STATED TASK -> Show every line of the records below that contains the word "спикерам".

RECORD EXCERPTS ->

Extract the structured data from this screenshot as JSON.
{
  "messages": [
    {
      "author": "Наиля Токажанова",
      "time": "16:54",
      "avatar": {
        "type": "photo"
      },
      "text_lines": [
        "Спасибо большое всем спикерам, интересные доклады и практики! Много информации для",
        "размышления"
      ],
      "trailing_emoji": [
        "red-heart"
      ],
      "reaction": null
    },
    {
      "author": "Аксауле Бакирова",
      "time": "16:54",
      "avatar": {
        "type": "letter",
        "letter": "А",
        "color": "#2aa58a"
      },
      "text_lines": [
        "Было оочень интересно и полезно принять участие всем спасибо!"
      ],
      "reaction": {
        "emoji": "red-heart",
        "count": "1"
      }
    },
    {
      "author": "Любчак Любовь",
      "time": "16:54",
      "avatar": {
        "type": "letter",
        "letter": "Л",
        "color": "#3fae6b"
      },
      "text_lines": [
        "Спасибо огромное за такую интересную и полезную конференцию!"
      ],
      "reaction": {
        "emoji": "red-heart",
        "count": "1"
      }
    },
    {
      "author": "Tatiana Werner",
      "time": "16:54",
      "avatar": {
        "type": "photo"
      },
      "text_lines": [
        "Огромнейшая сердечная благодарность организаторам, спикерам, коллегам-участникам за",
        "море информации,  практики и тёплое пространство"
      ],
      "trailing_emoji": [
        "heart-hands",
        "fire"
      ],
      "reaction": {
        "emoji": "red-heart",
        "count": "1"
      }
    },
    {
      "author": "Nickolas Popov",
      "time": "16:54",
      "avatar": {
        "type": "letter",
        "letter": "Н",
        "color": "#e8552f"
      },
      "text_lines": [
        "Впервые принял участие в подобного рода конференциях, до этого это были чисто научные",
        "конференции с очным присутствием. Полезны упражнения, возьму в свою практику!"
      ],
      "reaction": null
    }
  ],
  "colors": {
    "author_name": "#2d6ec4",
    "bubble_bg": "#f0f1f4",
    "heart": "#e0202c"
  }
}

FULL RESPONSE ->
        "Спасибо большое всем спикерам, интересные доклады и практики! Много информации для",
        "Огромнейшая сердечная благодарность организаторам, спикерам, коллегам-участникам за",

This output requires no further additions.